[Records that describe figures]
⁂

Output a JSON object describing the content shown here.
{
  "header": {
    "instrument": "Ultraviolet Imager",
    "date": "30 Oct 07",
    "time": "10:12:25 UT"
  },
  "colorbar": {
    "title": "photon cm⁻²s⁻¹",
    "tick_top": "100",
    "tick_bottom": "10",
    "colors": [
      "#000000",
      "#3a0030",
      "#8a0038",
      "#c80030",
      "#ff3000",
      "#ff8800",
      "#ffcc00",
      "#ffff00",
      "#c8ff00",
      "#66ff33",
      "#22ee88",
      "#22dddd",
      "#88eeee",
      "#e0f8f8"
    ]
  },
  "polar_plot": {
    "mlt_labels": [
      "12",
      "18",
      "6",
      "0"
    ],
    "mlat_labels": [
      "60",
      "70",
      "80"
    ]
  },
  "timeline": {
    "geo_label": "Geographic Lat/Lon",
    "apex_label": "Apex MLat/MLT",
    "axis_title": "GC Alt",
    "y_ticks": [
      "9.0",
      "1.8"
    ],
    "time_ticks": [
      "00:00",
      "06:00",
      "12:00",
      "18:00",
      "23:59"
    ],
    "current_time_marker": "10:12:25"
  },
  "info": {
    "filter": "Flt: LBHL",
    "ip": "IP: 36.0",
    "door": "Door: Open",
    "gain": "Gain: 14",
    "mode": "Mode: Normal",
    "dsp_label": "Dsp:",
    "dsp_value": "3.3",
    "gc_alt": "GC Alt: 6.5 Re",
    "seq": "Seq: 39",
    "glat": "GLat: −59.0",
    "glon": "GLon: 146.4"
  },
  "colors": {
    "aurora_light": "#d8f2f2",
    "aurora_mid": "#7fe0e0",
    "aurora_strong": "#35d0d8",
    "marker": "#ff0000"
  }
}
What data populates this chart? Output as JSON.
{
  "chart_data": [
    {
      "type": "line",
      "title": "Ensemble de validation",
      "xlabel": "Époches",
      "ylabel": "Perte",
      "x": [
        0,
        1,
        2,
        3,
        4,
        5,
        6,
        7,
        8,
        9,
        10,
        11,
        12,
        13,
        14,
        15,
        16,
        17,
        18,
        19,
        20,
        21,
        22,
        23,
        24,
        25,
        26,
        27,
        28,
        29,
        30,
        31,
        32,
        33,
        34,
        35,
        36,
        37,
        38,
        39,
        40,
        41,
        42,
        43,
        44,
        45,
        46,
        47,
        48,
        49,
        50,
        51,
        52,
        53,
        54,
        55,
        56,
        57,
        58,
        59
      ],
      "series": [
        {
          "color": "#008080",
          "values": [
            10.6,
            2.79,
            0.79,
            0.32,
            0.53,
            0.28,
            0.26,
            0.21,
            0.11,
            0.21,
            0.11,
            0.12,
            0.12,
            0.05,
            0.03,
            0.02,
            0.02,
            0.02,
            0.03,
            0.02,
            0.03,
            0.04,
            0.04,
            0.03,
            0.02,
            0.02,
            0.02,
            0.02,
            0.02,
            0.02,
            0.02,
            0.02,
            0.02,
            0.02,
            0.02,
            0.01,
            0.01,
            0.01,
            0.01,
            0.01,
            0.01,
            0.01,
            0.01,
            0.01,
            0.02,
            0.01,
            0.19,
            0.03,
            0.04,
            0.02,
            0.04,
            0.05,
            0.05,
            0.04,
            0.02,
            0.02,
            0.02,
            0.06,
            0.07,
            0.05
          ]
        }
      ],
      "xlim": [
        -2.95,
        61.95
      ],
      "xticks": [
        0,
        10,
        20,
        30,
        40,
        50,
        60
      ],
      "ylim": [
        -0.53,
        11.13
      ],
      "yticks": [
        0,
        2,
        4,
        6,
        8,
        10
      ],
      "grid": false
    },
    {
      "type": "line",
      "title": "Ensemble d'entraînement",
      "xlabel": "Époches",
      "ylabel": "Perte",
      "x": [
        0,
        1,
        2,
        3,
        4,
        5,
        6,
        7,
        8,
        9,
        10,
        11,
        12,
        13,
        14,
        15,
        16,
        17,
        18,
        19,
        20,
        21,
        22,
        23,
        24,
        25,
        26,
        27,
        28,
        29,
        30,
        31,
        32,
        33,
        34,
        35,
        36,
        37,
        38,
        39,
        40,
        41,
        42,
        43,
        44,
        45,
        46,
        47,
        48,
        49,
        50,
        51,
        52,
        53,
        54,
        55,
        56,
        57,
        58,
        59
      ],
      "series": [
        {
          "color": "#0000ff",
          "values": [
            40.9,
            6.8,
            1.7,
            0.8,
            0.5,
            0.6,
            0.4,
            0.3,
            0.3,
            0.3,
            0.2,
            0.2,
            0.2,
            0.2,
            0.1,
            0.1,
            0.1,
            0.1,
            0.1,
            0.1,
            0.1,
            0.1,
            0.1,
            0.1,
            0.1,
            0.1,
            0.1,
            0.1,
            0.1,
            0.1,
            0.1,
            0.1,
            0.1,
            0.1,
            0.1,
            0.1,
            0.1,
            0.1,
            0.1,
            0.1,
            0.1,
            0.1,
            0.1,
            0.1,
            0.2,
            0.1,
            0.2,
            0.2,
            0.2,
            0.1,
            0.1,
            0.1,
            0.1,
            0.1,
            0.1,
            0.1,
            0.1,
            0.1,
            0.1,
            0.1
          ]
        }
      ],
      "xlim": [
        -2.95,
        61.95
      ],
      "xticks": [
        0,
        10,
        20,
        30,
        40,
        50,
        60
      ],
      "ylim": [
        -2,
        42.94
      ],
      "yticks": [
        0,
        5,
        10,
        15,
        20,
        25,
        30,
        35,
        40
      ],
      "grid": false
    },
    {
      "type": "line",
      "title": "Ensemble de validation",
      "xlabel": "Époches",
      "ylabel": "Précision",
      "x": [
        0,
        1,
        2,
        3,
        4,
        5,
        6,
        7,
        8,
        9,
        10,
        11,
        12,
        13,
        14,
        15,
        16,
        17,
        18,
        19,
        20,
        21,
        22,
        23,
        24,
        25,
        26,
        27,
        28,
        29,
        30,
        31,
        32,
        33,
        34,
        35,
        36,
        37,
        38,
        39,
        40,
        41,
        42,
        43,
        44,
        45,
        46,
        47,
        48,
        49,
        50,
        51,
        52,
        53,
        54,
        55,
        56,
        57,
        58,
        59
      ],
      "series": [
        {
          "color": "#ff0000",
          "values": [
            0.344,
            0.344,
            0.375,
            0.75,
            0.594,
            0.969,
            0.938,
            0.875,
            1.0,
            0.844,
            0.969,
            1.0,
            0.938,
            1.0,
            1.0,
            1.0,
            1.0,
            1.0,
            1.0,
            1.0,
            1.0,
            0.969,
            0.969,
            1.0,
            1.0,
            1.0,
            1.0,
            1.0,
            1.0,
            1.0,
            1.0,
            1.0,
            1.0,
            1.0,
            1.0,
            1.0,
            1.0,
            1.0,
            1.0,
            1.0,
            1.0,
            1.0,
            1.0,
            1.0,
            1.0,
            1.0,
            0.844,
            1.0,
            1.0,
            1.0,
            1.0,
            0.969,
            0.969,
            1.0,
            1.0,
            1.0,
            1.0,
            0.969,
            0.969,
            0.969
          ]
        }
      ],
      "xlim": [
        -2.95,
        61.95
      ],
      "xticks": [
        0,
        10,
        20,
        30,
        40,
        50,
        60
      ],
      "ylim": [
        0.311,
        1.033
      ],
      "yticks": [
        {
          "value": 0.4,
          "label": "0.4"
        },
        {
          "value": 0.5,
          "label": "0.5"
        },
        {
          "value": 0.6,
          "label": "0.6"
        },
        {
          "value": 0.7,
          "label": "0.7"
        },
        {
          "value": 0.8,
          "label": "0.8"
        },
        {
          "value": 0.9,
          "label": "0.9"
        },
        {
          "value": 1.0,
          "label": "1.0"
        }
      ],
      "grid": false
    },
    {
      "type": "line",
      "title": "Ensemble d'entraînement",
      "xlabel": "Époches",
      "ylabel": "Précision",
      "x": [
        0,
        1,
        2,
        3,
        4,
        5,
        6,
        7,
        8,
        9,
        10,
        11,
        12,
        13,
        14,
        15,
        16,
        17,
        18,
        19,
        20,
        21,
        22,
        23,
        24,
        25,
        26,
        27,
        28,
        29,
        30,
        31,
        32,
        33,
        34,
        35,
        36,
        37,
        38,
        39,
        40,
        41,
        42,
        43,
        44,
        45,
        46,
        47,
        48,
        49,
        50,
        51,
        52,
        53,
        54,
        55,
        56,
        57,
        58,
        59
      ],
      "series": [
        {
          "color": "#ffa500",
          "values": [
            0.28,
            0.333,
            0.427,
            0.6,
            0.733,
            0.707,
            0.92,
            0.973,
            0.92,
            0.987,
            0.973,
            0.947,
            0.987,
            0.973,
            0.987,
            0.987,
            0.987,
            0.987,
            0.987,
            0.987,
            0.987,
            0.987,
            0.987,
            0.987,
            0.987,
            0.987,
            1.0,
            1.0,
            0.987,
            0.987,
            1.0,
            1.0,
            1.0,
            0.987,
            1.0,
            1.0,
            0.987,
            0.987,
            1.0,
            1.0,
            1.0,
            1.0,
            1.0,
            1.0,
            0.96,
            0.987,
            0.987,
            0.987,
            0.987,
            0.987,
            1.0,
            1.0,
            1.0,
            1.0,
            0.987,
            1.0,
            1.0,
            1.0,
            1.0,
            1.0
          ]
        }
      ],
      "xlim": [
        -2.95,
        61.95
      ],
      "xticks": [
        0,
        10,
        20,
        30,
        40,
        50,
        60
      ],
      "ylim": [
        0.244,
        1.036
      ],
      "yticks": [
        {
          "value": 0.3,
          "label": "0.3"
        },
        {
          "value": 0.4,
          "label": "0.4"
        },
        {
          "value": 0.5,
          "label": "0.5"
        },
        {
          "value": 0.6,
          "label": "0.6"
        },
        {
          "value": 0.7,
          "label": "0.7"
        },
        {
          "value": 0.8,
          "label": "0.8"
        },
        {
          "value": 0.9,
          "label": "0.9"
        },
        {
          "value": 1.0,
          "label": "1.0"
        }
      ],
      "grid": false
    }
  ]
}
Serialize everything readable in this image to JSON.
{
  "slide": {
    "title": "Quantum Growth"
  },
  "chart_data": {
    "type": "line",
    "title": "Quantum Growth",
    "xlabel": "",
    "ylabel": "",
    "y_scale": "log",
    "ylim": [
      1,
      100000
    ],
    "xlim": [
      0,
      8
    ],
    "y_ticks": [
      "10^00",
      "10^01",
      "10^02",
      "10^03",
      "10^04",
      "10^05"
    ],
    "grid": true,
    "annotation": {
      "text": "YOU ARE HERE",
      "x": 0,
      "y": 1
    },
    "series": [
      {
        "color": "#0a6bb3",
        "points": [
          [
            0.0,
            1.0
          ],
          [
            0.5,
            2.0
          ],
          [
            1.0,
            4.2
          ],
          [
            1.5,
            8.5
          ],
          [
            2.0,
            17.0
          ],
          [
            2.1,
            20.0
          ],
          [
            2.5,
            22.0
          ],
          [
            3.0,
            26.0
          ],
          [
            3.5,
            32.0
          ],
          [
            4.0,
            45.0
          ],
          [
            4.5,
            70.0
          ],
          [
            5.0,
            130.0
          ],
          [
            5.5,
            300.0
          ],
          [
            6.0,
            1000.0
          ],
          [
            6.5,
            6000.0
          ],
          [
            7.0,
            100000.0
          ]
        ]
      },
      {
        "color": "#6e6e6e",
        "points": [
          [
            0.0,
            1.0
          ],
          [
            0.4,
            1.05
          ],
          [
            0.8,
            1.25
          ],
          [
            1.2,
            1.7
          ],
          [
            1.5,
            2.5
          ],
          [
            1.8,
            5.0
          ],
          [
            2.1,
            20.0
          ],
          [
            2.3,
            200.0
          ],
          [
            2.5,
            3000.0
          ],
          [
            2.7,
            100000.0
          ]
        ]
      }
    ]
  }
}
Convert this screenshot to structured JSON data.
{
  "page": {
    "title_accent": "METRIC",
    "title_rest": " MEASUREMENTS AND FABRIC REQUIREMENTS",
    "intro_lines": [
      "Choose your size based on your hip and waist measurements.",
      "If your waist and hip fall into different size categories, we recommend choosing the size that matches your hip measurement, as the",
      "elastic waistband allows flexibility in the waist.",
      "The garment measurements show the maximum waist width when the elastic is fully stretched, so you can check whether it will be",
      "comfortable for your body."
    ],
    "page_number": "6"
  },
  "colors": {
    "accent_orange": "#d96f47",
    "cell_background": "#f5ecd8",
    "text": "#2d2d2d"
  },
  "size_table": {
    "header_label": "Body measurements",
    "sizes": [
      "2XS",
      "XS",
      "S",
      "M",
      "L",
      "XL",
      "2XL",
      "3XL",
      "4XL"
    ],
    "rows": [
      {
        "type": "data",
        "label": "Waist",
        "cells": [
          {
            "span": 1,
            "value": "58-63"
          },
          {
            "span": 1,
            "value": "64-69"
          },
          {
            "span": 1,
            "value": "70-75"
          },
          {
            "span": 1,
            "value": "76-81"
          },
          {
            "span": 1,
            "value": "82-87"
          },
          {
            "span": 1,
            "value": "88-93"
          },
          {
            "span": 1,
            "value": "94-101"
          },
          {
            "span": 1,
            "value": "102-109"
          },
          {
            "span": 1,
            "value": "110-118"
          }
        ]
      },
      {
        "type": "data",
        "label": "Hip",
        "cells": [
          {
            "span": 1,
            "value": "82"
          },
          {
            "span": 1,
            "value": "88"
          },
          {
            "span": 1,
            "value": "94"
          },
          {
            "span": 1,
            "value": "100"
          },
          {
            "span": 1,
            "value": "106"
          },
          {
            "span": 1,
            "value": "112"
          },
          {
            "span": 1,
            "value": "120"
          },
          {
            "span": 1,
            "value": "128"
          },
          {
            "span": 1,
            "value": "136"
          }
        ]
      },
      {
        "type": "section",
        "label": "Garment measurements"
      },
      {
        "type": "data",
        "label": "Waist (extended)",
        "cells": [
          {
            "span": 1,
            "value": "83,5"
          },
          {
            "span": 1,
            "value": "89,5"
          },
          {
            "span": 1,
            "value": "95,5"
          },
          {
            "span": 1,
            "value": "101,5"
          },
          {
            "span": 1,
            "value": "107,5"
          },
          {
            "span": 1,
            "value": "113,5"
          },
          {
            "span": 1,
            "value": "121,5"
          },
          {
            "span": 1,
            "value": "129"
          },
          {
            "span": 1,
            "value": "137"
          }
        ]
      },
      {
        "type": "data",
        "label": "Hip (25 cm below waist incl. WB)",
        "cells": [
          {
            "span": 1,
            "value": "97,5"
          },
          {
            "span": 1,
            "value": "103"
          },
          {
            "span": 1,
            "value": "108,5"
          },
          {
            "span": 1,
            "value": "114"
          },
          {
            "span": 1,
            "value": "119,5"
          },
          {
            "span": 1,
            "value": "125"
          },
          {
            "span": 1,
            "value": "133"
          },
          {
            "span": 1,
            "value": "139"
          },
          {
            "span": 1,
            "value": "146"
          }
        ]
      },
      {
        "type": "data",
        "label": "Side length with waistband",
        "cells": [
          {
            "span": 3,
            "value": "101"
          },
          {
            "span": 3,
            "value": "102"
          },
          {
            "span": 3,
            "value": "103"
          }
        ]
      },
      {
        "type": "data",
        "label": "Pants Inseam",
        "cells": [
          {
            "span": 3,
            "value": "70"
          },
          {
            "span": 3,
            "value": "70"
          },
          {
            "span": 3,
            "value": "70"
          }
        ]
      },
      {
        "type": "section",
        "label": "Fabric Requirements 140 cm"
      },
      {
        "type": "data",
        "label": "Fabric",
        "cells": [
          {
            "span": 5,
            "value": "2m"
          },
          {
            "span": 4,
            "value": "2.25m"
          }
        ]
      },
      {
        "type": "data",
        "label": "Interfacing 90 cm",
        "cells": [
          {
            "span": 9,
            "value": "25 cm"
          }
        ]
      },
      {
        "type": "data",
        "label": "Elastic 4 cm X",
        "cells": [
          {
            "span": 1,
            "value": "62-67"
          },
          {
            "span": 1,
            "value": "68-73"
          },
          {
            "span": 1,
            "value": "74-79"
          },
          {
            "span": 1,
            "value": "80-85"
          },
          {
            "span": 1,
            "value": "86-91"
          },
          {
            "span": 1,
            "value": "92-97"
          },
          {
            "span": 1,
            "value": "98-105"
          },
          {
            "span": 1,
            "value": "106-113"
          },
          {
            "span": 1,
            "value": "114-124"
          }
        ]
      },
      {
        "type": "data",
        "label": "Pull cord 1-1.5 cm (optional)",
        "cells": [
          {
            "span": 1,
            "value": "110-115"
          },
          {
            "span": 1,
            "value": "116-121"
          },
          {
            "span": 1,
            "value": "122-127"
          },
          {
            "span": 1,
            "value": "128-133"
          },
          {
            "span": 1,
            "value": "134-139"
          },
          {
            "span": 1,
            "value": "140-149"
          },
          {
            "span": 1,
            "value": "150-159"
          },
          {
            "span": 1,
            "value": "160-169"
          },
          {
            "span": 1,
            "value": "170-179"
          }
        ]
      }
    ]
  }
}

⁂

SET TASK: Show, from the material above, each line that includes the string "your".

RESULT:
      "Choose your size based on your hip and waist measurements.",
      "If your waist and hip fall into different size categories, we recommend choosing the size that matches your hip measurement, as the",
      "comfortable for your body."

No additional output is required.